Requirement: Copy each line that contains the word "Trasponi".

Extracted data entries
◆ ◆ ◆ ◆ ◆

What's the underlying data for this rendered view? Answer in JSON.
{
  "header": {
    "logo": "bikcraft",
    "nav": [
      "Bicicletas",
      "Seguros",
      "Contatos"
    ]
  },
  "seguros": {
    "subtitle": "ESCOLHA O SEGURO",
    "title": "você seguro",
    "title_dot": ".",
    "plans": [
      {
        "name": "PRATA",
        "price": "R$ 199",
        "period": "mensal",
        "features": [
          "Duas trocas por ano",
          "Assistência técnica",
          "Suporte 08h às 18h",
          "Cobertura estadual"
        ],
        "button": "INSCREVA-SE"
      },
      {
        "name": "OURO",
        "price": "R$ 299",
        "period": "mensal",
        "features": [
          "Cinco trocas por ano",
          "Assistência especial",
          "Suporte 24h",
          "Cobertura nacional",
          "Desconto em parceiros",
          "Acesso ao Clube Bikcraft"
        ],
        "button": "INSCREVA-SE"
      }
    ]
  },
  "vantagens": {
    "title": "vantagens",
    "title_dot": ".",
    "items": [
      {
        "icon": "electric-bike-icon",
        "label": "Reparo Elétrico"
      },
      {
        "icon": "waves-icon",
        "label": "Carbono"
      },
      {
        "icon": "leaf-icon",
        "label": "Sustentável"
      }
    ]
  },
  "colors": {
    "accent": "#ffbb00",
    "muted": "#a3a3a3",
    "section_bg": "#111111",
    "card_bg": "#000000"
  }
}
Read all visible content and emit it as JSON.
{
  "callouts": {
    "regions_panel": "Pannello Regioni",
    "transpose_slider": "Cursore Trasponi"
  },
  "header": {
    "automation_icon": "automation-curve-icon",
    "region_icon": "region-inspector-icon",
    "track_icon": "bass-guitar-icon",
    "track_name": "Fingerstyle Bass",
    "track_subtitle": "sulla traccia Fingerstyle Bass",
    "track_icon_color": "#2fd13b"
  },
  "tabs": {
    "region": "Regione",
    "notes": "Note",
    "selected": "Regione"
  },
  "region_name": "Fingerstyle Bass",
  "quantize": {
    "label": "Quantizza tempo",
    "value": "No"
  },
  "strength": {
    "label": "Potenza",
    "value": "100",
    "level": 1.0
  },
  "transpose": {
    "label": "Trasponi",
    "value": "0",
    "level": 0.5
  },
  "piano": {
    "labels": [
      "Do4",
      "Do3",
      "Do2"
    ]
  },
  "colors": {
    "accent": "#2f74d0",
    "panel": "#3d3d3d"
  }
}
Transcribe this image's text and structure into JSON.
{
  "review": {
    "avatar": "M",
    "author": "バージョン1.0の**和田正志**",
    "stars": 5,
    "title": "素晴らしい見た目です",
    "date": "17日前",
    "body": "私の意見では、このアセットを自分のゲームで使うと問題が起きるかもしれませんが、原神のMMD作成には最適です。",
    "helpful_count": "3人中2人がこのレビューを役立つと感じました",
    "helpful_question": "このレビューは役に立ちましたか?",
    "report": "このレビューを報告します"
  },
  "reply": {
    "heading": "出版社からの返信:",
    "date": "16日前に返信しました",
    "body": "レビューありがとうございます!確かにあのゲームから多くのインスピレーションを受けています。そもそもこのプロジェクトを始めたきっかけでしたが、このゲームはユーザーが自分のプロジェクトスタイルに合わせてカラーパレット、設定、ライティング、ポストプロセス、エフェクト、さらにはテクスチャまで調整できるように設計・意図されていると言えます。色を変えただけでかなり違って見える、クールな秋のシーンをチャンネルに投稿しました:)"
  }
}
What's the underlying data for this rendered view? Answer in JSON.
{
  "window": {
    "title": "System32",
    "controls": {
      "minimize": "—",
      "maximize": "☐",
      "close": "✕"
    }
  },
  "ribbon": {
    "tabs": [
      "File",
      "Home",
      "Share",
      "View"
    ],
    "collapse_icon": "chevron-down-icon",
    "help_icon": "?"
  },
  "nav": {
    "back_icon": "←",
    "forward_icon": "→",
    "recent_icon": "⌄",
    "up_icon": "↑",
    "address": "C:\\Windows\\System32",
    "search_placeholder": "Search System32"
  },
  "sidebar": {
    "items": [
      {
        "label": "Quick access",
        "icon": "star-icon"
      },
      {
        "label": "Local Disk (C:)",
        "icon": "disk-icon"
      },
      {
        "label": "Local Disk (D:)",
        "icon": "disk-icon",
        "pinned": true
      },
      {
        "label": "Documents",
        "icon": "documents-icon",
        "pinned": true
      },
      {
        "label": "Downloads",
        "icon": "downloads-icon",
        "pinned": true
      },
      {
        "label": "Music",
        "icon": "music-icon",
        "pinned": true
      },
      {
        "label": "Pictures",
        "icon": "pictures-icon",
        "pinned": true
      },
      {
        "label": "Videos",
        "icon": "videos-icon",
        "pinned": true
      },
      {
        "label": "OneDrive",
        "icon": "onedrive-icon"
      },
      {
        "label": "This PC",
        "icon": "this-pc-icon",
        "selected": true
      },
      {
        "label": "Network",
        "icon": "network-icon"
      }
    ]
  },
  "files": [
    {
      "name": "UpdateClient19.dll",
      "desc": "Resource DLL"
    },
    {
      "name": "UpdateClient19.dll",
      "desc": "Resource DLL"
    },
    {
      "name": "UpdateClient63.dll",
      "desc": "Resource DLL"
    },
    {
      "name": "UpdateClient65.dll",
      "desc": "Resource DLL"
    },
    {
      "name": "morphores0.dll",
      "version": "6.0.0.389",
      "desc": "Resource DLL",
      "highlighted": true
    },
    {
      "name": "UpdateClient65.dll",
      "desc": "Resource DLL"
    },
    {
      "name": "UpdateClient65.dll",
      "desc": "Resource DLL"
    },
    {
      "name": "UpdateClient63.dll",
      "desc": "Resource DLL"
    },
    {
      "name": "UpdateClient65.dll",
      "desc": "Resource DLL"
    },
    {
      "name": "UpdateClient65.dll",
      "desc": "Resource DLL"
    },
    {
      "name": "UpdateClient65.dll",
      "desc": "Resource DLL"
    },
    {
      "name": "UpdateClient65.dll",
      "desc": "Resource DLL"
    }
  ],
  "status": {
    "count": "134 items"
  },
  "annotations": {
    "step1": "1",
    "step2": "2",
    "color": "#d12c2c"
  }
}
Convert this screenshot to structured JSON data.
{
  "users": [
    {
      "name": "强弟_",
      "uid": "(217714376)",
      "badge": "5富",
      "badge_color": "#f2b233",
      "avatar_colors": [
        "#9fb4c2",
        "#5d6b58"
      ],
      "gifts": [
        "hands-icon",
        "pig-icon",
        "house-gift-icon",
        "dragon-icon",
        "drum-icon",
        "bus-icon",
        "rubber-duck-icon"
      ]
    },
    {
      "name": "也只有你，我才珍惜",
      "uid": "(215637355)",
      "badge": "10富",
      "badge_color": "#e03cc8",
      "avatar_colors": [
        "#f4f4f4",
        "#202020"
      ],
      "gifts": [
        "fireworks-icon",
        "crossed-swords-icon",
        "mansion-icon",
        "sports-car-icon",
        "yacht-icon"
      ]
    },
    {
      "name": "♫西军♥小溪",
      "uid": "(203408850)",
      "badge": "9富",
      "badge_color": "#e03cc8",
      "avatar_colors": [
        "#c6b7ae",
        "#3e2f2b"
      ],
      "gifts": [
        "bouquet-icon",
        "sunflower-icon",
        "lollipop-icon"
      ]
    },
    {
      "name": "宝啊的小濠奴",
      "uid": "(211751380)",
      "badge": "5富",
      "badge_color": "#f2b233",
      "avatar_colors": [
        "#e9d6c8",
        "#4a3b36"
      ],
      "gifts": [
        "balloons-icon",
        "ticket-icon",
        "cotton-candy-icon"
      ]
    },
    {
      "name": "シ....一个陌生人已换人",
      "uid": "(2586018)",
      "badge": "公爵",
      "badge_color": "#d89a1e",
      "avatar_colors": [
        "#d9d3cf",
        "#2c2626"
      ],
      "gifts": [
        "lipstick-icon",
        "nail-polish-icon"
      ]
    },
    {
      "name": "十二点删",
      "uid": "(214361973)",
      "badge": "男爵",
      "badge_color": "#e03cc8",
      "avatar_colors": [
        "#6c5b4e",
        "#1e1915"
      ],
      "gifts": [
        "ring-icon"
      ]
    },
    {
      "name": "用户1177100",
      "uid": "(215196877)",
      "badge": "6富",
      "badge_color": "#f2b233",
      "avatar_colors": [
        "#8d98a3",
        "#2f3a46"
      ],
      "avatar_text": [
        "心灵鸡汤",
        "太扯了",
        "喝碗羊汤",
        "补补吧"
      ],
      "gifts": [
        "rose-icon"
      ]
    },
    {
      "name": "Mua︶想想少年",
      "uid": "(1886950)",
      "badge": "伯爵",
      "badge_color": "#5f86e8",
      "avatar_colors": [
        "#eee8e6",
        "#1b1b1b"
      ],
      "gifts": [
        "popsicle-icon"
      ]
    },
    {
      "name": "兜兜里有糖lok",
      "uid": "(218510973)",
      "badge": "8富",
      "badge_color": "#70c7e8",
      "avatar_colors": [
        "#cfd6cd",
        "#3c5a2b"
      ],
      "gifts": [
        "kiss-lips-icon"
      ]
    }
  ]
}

◆ ◆ ◆ ◆ ◆

Exercise response:
    "transpose_slider": "Cursore Trasponi"
    "label": "Trasponi",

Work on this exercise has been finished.